_Task details_:
All the entries need to be quoted exactly, apart from the pictures, which you should drop.

_Given data_:
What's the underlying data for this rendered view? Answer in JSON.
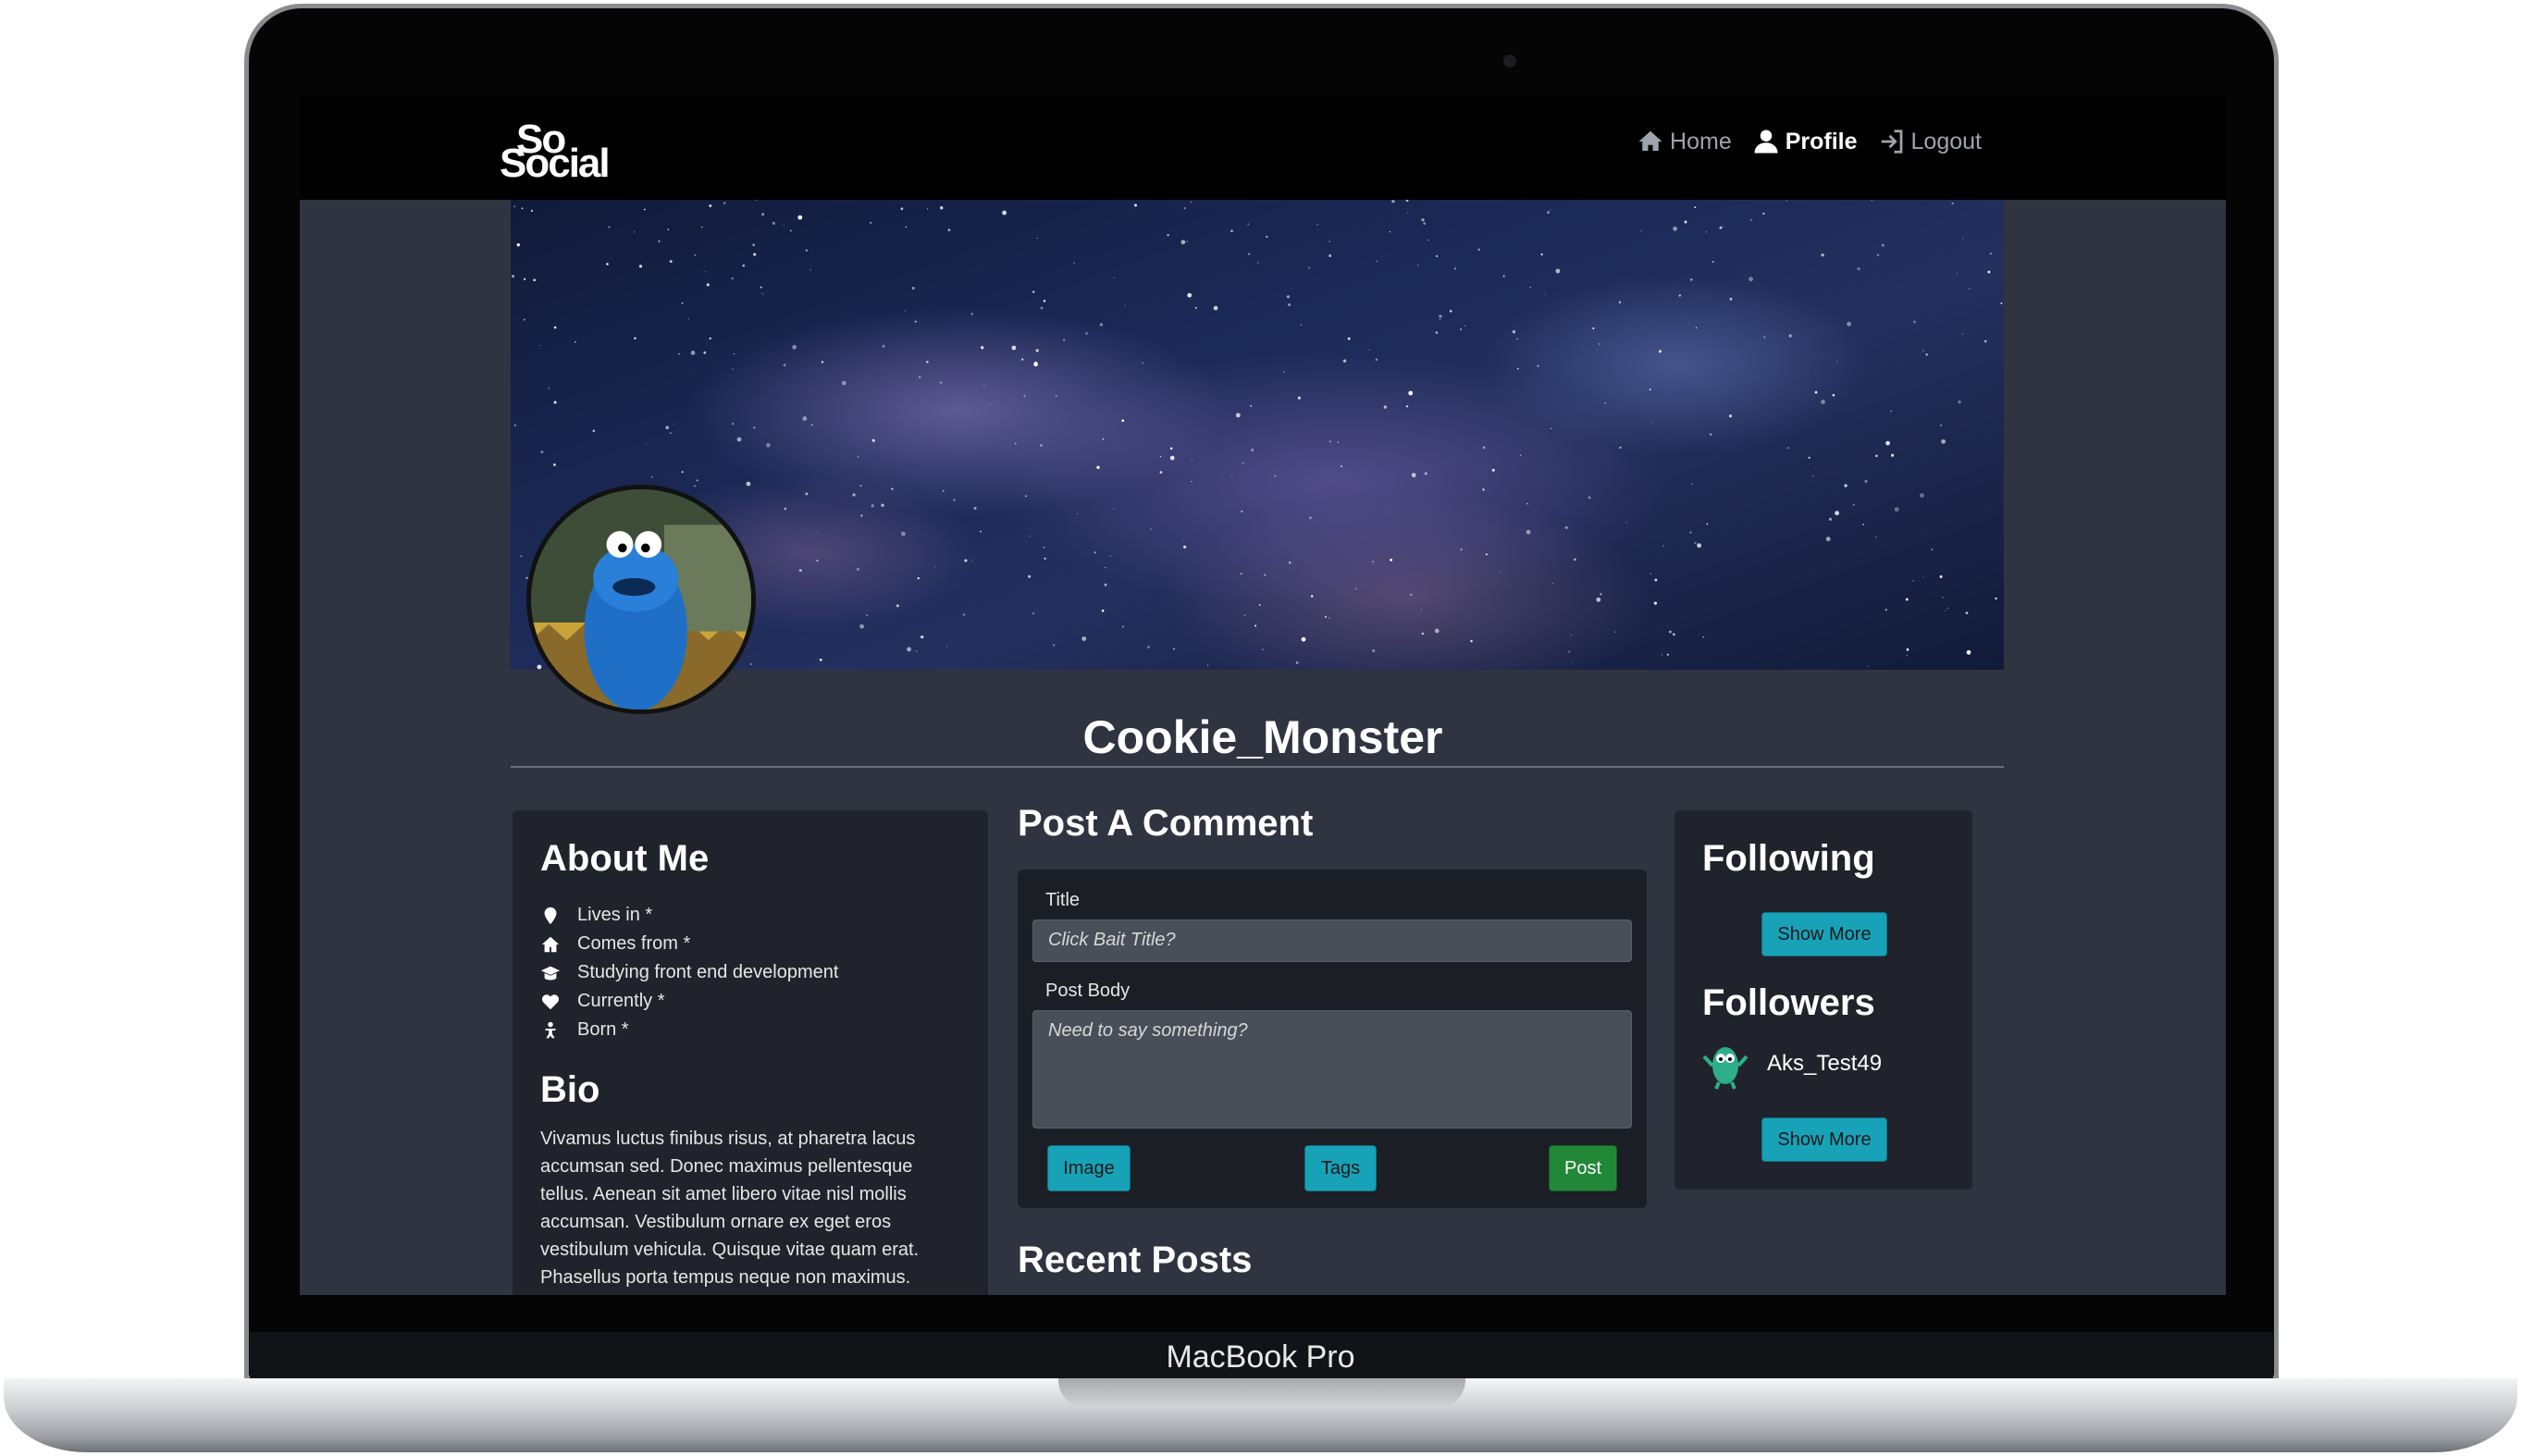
{
  "device": {
    "label": "MacBook Pro"
  },
  "nav": {
    "logo_line1": "So",
    "logo_line2": "Social",
    "links": [
      {
        "label": "Home",
        "icon": "home-icon"
      },
      {
        "label": "Profile",
        "icon": "person-icon",
        "active": true
      },
      {
        "label": "Logout",
        "icon": "logout-icon"
      }
    ]
  },
  "profile": {
    "username": "Cookie_Monster"
  },
  "about": {
    "title": "About Me",
    "items": [
      {
        "icon": "map-pin-icon",
        "text": "Lives in *"
      },
      {
        "icon": "house-icon",
        "text": "Comes from *"
      },
      {
        "icon": "graduation-cap-icon",
        "text": "Studying front end development"
      },
      {
        "icon": "heart-icon",
        "text": "Currently *"
      },
      {
        "icon": "baby-icon",
        "text": "Born *"
      }
    ],
    "bio_title": "Bio",
    "bio_text": "Vivamus luctus finibus risus, at pharetra lacus accumsan sed. Donec maximus pellentesque tellus. Aenean sit amet libero vitae nisl mollis accumsan. Vestibulum ornare ex eget eros vestibulum vehicula. Quisque vitae quam erat. Phasellus porta tempus neque non maximus."
  },
  "post": {
    "title": "Post A Comment",
    "title_label": "Title",
    "title_placeholder": "Click Bait Title?",
    "body_label": "Post Body",
    "body_placeholder": "Need to say something?",
    "image_button": "Image",
    "tags_button": "Tags",
    "post_button": "Post"
  },
  "recent": {
    "title": "Recent Posts"
  },
  "follow": {
    "following_title": "Following",
    "followers_title": "Followers",
    "show_more": "Show More",
    "followers": [
      {
        "name": "Aks_Test49"
      }
    ]
  },
  "colors": {
    "page_bg": "#2f3440",
    "card_bg": "#20232b",
    "info_button": "#17a2b8",
    "success_button": "#218838",
    "navbar": "#000000"
  }
}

_In response_:
What's the underlying data for this rendered view? Answer in JSON.
{
  "device": {
    "label": "MacBook Pro"
  },
  "nav": {
    "logo_line1": "So",
    "logo_line2": "Social",
    "links": [
      {
        "label": "Home",
        "icon": "home-icon"
      },
      {
        "label": "Profile",
        "icon": "person-icon",
        "active": true
      },
      {
        "label": "Logout",
        "icon": "logout-icon"
      }
    ]
  },
  "profile": {
    "username": "Cookie_Monster"
  },
  "about": {
    "title": "About Me",
    "items": [
      {
        "icon": "map-pin-icon",
        "text": "Lives in *"
      },
      {
        "icon": "house-icon",
        "text": "Comes from *"
      },
      {
        "icon": "graduation-cap-icon",
        "text": "Studying front end development"
      },
      {
        "icon": "heart-icon",
        "text": "Currently *"
      },
      {
        "icon": "baby-icon",
        "text": "Born *"
      }
    ],
    "bio_title": "Bio",
    "bio_text": "Vivamus luctus finibus risus, at pharetra lacus accumsan sed. Donec maximus pellentesque tellus. Aenean sit amet libero vitae nisl mollis accumsan. Vestibulum ornare ex eget eros vestibulum vehicula. Quisque vitae quam erat. Phasellus porta tempus neque non maximus."
  },
  "post": {
    "title": "Post A Comment",
    "title_label": "Title",
    "title_placeholder": "Click Bait Title?",
    "body_label": "Post Body",
    "body_placeholder": "Need to say something?",
    "image_button": "Image",
    "tags_button": "Tags",
    "post_button": "Post"
  },
  "recent": {
    "title": "Recent Posts"
  },
  "follow": {
    "following_title": "Following",
    "followers_title": "Followers",
    "show_more": "Show More",
    "followers": [
      {
        "name": "Aks_Test49"
      }
    ]
  },
  "colors": {
    "page_bg": "#2f3440",
    "card_bg": "#20232b",
    "info_button": "#17a2b8",
    "success_button": "#218838",
    "navbar": "#000000"
  }
}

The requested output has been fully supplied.